### DIRECTIONS:
From the listing below, extract every line in which the word "中钢国际" appears.
*** MATERIAL FOR THIS EXERCISE
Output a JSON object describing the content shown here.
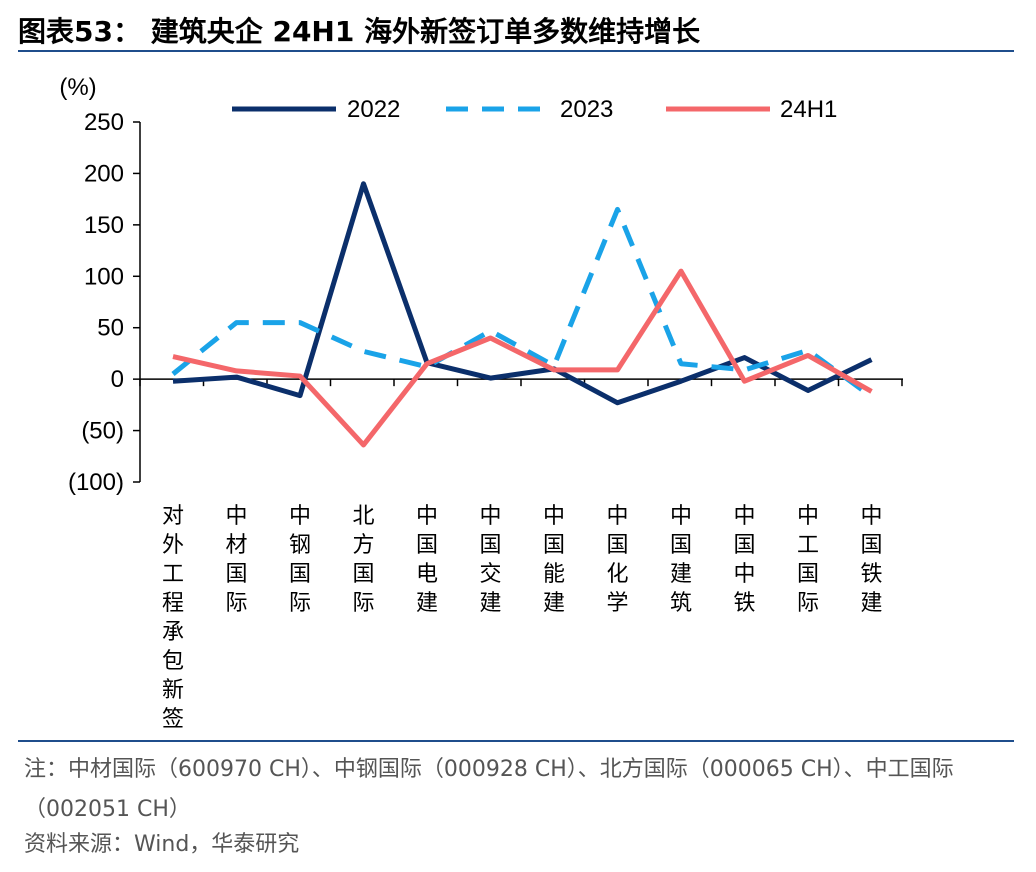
{
  "header": {
    "title": "图表53： 建筑央企 24H1 海外新签订单多数维持增长"
  },
  "footer": {
    "note": "注：中材国际（600970 CH）、中钢国际（000928 CH）、北方国际（000065 CH）、中工国际（002051 CH）",
    "source": "资料来源：Wind，华泰研究"
  },
  "chart_data": {
    "type": "line",
    "ylabel": "(%)",
    "ylim": [
      -100,
      250
    ],
    "yticks": [
      -100,
      -50,
      0,
      50,
      100,
      150,
      200,
      250
    ],
    "ytick_labels": [
      "(100)",
      "(50)",
      "0",
      "50",
      "100",
      "150",
      "200",
      "250"
    ],
    "legend_position": "top",
    "grid": false,
    "categories": [
      "对外工程承包新签",
      "中材国际",
      "中钢国际",
      "北方国际",
      "中国电建",
      "中国交建",
      "中国能建",
      "中国化学",
      "中国建筑",
      "中国中铁",
      "中工国际",
      "中国铁建"
    ],
    "series": [
      {
        "name": "2022",
        "color": "#0b2f6b",
        "dash": "solid",
        "values": [
          -2,
          2,
          -16,
          190,
          16,
          1,
          10,
          -23,
          -2,
          21,
          -11,
          19
        ]
      },
      {
        "name": "2023",
        "color": "#1aa3e8",
        "dash": "dashed",
        "values": [
          5,
          55,
          55,
          27,
          12,
          47,
          13,
          165,
          15,
          9,
          28,
          -17
        ]
      },
      {
        "name": "24H1",
        "color": "#f4676a",
        "dash": "solid",
        "values": [
          22,
          8,
          3,
          -64,
          15,
          40,
          9,
          9,
          105,
          -2,
          23,
          -12
        ]
      }
    ]
  }
}
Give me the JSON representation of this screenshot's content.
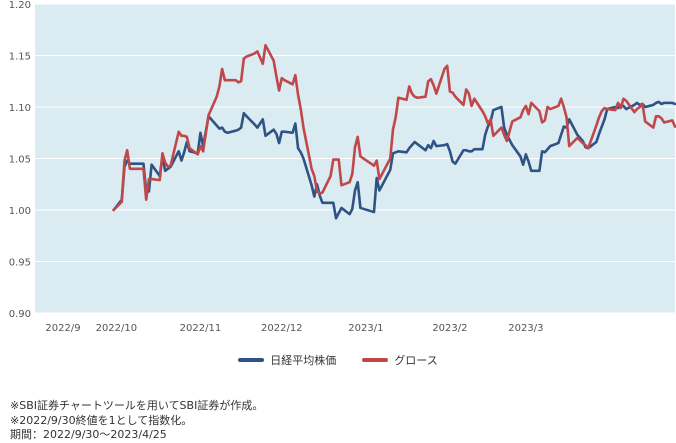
{
  "chart_data": {
    "type": "line",
    "x_tick_labels": [
      "2022/9",
      "2022/10",
      "2022/11",
      "2022/12",
      "2023/1",
      "2023/2",
      "2023/3"
    ],
    "y_tick_labels": [
      "0.90",
      "0.95",
      "1.00",
      "1.05",
      "1.10",
      "1.15",
      "1.20"
    ],
    "ylim": [
      0.9,
      1.2
    ],
    "grid": true,
    "legend_position": "bottom",
    "background_color": "#daebf2",
    "series": [
      {
        "name": "日経平均株価",
        "color": "#2f5384",
        "x": [
          "2022-09-30",
          "2022-10-03",
          "2022-10-04",
          "2022-10-05",
          "2022-10-06",
          "2022-10-07",
          "2022-10-11",
          "2022-10-12",
          "2022-10-13",
          "2022-10-14",
          "2022-10-17",
          "2022-10-18",
          "2022-10-19",
          "2022-10-20",
          "2022-10-21",
          "2022-10-24",
          "2022-10-25",
          "2022-10-26",
          "2022-10-27",
          "2022-10-28",
          "2022-10-31",
          "2022-11-01",
          "2022-11-02",
          "2022-11-04",
          "2022-11-07",
          "2022-11-08",
          "2022-11-09",
          "2022-11-10",
          "2022-11-11",
          "2022-11-14",
          "2022-11-15",
          "2022-11-16",
          "2022-11-17",
          "2022-11-18",
          "2022-11-21",
          "2022-11-22",
          "2022-11-24",
          "2022-11-25",
          "2022-11-28",
          "2022-11-29",
          "2022-11-30",
          "2022-12-01",
          "2022-12-02",
          "2022-12-05",
          "2022-12-06",
          "2022-12-07",
          "2022-12-08",
          "2022-12-09",
          "2022-12-12",
          "2022-12-13",
          "2022-12-14",
          "2022-12-15",
          "2022-12-16",
          "2022-12-19",
          "2022-12-20",
          "2022-12-21",
          "2022-12-22",
          "2022-12-23",
          "2022-12-26",
          "2022-12-27",
          "2022-12-28",
          "2022-12-29",
          "2022-12-30",
          "2023-01-04",
          "2023-01-05",
          "2023-01-06",
          "2023-01-10",
          "2023-01-11",
          "2023-01-12",
          "2023-01-13",
          "2023-01-16",
          "2023-01-17",
          "2023-01-18",
          "2023-01-19",
          "2023-01-20",
          "2023-01-23",
          "2023-01-24",
          "2023-01-25",
          "2023-01-26",
          "2023-01-27",
          "2023-01-30",
          "2023-01-31",
          "2023-02-01",
          "2023-02-02",
          "2023-02-03",
          "2023-02-06",
          "2023-02-07",
          "2023-02-08",
          "2023-02-09",
          "2023-02-10",
          "2023-02-13",
          "2023-02-14",
          "2023-02-15",
          "2023-02-16",
          "2023-02-17",
          "2023-02-20",
          "2023-02-21",
          "2023-02-22",
          "2023-02-24",
          "2023-02-27",
          "2023-02-28",
          "2023-03-01",
          "2023-03-02",
          "2023-03-03",
          "2023-03-06",
          "2023-03-07",
          "2023-03-08",
          "2023-03-09",
          "2023-03-10",
          "2023-03-13",
          "2023-03-14",
          "2023-03-15",
          "2023-03-16",
          "2023-03-17",
          "2023-03-20",
          "2023-03-22",
          "2023-03-23",
          "2023-03-24",
          "2023-03-27",
          "2023-03-28",
          "2023-03-29",
          "2023-03-30",
          "2023-03-31",
          "2023-04-03",
          "2023-04-04",
          "2023-04-05",
          "2023-04-06",
          "2023-04-07",
          "2023-04-10",
          "2023-04-11",
          "2023-04-12",
          "2023-04-13",
          "2023-04-14",
          "2023-04-17",
          "2023-04-18",
          "2023-04-19",
          "2023-04-20",
          "2023-04-21",
          "2023-04-24",
          "2023-04-25"
        ],
        "values": [
          1.0,
          1.01,
          1.042,
          1.048,
          1.045,
          1.045,
          1.045,
          1.018,
          1.018,
          1.044,
          1.033,
          1.052,
          1.038,
          1.04,
          1.042,
          1.057,
          1.048,
          1.056,
          1.066,
          1.057,
          1.055,
          1.075,
          1.062,
          1.091,
          1.082,
          1.079,
          1.08,
          1.076,
          1.075,
          1.077,
          1.078,
          1.08,
          1.094,
          1.091,
          1.083,
          1.08,
          1.088,
          1.072,
          1.078,
          1.074,
          1.065,
          1.076,
          1.076,
          1.075,
          1.084,
          1.06,
          1.056,
          1.05,
          1.024,
          1.013,
          1.025,
          1.014,
          1.007,
          1.007,
          1.007,
          0.992,
          0.997,
          1.002,
          0.996,
          1.001,
          1.019,
          1.027,
          1.002,
          0.998,
          1.031,
          1.019,
          1.039,
          1.055,
          1.056,
          1.057,
          1.056,
          1.06,
          1.063,
          1.066,
          1.064,
          1.058,
          1.063,
          1.06,
          1.067,
          1.062,
          1.063,
          1.064,
          1.057,
          1.047,
          1.045,
          1.058,
          1.058,
          1.057,
          1.057,
          1.059,
          1.059,
          1.073,
          1.081,
          1.086,
          1.097,
          1.1,
          1.08,
          1.073,
          1.063,
          1.052,
          1.044,
          1.054,
          1.047,
          1.038,
          1.038,
          1.057,
          1.056,
          1.059,
          1.062,
          1.065,
          1.073,
          1.081,
          1.08,
          1.088,
          1.073,
          1.067,
          1.061,
          1.06,
          1.066,
          1.074,
          1.081,
          1.088,
          1.098,
          1.1,
          1.099,
          1.102,
          1.101,
          1.098,
          1.102,
          1.104,
          1.102,
          1.103,
          1.1,
          1.102,
          1.104,
          1.105,
          1.103,
          1.104,
          1.104,
          1.103
        ]
      },
      {
        "name": "グロース",
        "color": "#c0474a",
        "x": [
          "2022-09-30",
          "2022-10-03",
          "2022-10-04",
          "2022-10-05",
          "2022-10-06",
          "2022-10-07",
          "2022-10-11",
          "2022-10-12",
          "2022-10-13",
          "2022-10-14",
          "2022-10-17",
          "2022-10-18",
          "2022-10-19",
          "2022-10-20",
          "2022-10-21",
          "2022-10-24",
          "2022-10-25",
          "2022-10-26",
          "2022-10-27",
          "2022-10-28",
          "2022-10-31",
          "2022-11-01",
          "2022-11-02",
          "2022-11-04",
          "2022-11-07",
          "2022-11-08",
          "2022-11-09",
          "2022-11-10",
          "2022-11-11",
          "2022-11-14",
          "2022-11-15",
          "2022-11-16",
          "2022-11-17",
          "2022-11-18",
          "2022-11-21",
          "2022-11-22",
          "2022-11-24",
          "2022-11-25",
          "2022-11-28",
          "2022-11-29",
          "2022-11-30",
          "2022-12-01",
          "2022-12-02",
          "2022-12-05",
          "2022-12-06",
          "2022-12-07",
          "2022-12-08",
          "2022-12-09",
          "2022-12-12",
          "2022-12-13",
          "2022-12-14",
          "2022-12-15",
          "2022-12-16",
          "2022-12-19",
          "2022-12-20",
          "2022-12-21",
          "2022-12-22",
          "2022-12-23",
          "2022-12-26",
          "2022-12-27",
          "2022-12-28",
          "2022-12-29",
          "2022-12-30",
          "2023-01-04",
          "2023-01-05",
          "2023-01-06",
          "2023-01-10",
          "2023-01-11",
          "2023-01-12",
          "2023-01-13",
          "2023-01-16",
          "2023-01-17",
          "2023-01-18",
          "2023-01-19",
          "2023-01-20",
          "2023-01-23",
          "2023-01-24",
          "2023-01-25",
          "2023-01-26",
          "2023-01-27",
          "2023-01-30",
          "2023-01-31",
          "2023-02-01",
          "2023-02-02",
          "2023-02-03",
          "2023-02-06",
          "2023-02-07",
          "2023-02-08",
          "2023-02-09",
          "2023-02-10",
          "2023-02-13",
          "2023-02-14",
          "2023-02-15",
          "2023-02-16",
          "2023-02-17",
          "2023-02-20",
          "2023-02-21",
          "2023-02-22",
          "2023-02-24",
          "2023-02-27",
          "2023-02-28",
          "2023-03-01",
          "2023-03-02",
          "2023-03-03",
          "2023-03-06",
          "2023-03-07",
          "2023-03-08",
          "2023-03-09",
          "2023-03-10",
          "2023-03-13",
          "2023-03-14",
          "2023-03-15",
          "2023-03-16",
          "2023-03-17",
          "2023-03-20",
          "2023-03-22",
          "2023-03-23",
          "2023-03-24",
          "2023-03-27",
          "2023-03-28",
          "2023-03-29",
          "2023-03-30",
          "2023-03-31",
          "2023-04-03",
          "2023-04-04",
          "2023-04-05",
          "2023-04-06",
          "2023-04-07",
          "2023-04-10",
          "2023-04-11",
          "2023-04-12",
          "2023-04-13",
          "2023-04-14",
          "2023-04-17",
          "2023-04-18",
          "2023-04-19",
          "2023-04-20",
          "2023-04-21",
          "2023-04-24",
          "2023-04-25"
        ],
        "values": [
          1.0,
          1.008,
          1.048,
          1.058,
          1.04,
          1.04,
          1.04,
          1.01,
          1.03,
          1.03,
          1.029,
          1.055,
          1.046,
          1.042,
          1.043,
          1.076,
          1.072,
          1.072,
          1.071,
          1.06,
          1.054,
          1.062,
          1.057,
          1.092,
          1.11,
          1.12,
          1.137,
          1.126,
          1.126,
          1.126,
          1.124,
          1.125,
          1.147,
          1.149,
          1.152,
          1.154,
          1.142,
          1.16,
          1.145,
          1.13,
          1.116,
          1.128,
          1.126,
          1.122,
          1.131,
          1.112,
          1.098,
          1.08,
          1.04,
          1.033,
          1.018,
          1.016,
          1.017,
          1.033,
          1.049,
          1.049,
          1.049,
          1.024,
          1.027,
          1.035,
          1.061,
          1.071,
          1.052,
          1.043,
          1.048,
          1.03,
          1.05,
          1.078,
          1.09,
          1.109,
          1.107,
          1.12,
          1.113,
          1.11,
          1.109,
          1.11,
          1.125,
          1.127,
          1.121,
          1.113,
          1.137,
          1.14,
          1.115,
          1.114,
          1.11,
          1.102,
          1.117,
          1.113,
          1.101,
          1.108,
          1.096,
          1.091,
          1.084,
          1.088,
          1.072,
          1.08,
          1.073,
          1.067,
          1.086,
          1.09,
          1.097,
          1.101,
          1.093,
          1.104,
          1.096,
          1.085,
          1.087,
          1.1,
          1.098,
          1.101,
          1.108,
          1.1,
          1.09,
          1.062,
          1.07,
          1.065,
          1.063,
          1.06,
          1.082,
          1.09,
          1.096,
          1.099,
          1.098,
          1.097,
          1.104,
          1.099,
          1.108,
          1.106,
          1.095,
          1.098,
          1.1,
          1.103,
          1.086,
          1.08,
          1.091,
          1.091,
          1.089,
          1.085,
          1.087,
          1.081
        ]
      }
    ]
  },
  "legend": {
    "nikkei_label": "日経平均株価",
    "growth_label": "グロース"
  },
  "notes": {
    "line1": "※SBI証券チャートツールを用いてSBI証券が作成。",
    "line2": "※2022/9/30終値を1として指数化。",
    "line3": "期間：2022/9/30～2023/4/25"
  }
}
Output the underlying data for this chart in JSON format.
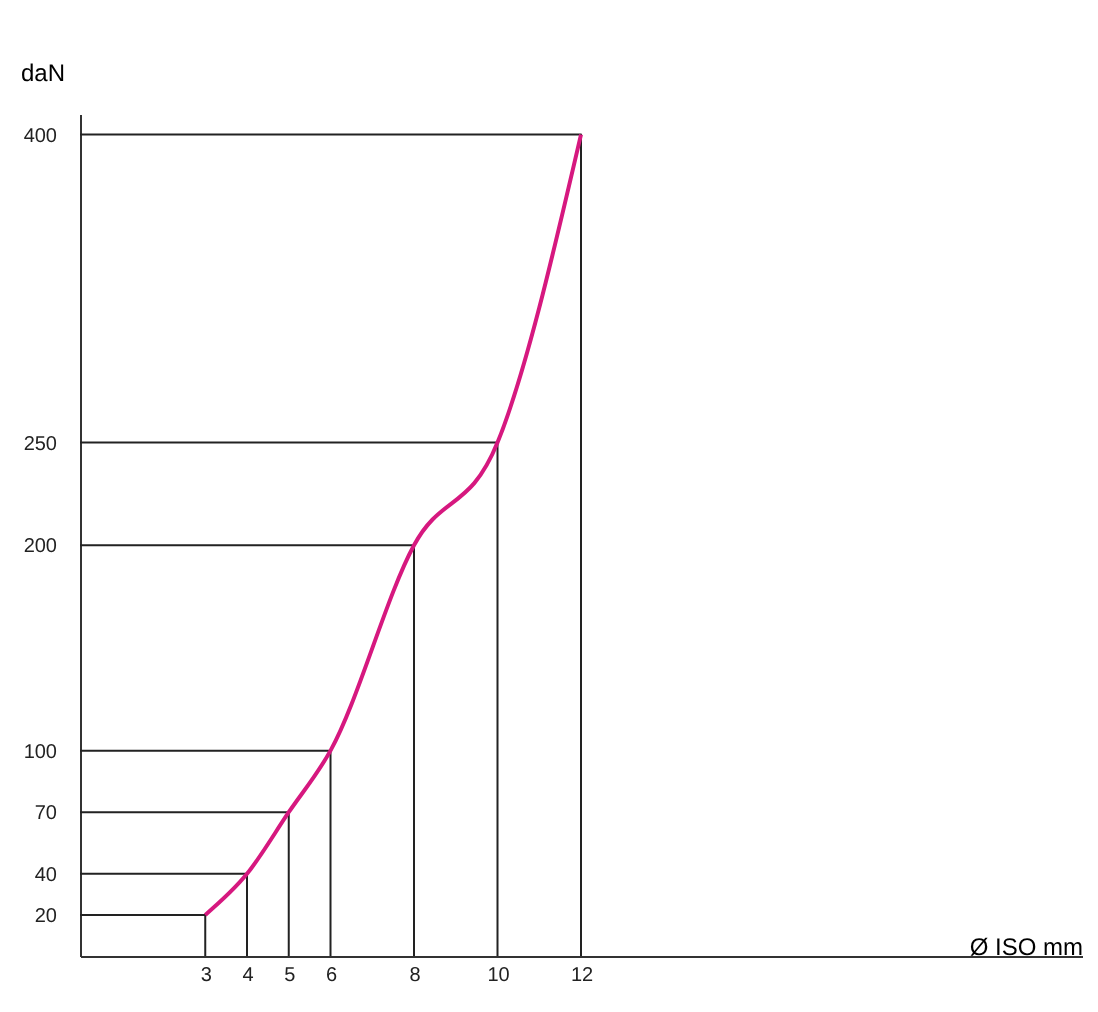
{
  "chart_data": {
    "type": "line",
    "xlabel": "Ø ISO mm",
    "ylabel": "daN",
    "x": [
      3,
      4,
      5,
      6,
      8,
      10,
      12
    ],
    "series": [
      {
        "color": "#d6187f",
        "values": [
          20,
          40,
          70,
          100,
          200,
          250,
          400
        ]
      },
      {
        "color": "#222222",
        "x": [
          0,
          3,
          3
        ],
        "values": [
          20,
          20,
          0
        ]
      },
      {
        "color": "#222222",
        "x": [
          0,
          4,
          4
        ],
        "values": [
          40,
          40,
          0
        ]
      },
      {
        "color": "#222222",
        "x": [
          0,
          5,
          5
        ],
        "values": [
          70,
          70,
          0
        ]
      },
      {
        "color": "#222222",
        "x": [
          0,
          6,
          6
        ],
        "values": [
          100,
          100,
          0
        ]
      },
      {
        "color": "#222222",
        "x": [
          0,
          8,
          8
        ],
        "values": [
          200,
          200,
          0
        ]
      },
      {
        "color": "#222222",
        "x": [
          0,
          10,
          10
        ],
        "values": [
          250,
          250,
          0
        ]
      },
      {
        "color": "#222222",
        "x": [
          0,
          12,
          12
        ],
        "values": [
          400,
          400,
          0
        ]
      }
    ],
    "xlim": [
      0,
      24
    ],
    "xticks": [
      3,
      4,
      5,
      6,
      8,
      10,
      12
    ],
    "ylim": [
      0,
      410
    ],
    "yticks": [
      20,
      40,
      70,
      100,
      200,
      250,
      400
    ],
    "marker": "none",
    "line_style": "solid"
  }
}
******
### EXERCISE OUTPUT:
    "note": "注：中材国际（600970 CH）、中钢国际（000928 CH）、北方国际（000065 CH）、中工国际（002051 CH）",
      "中钢国际",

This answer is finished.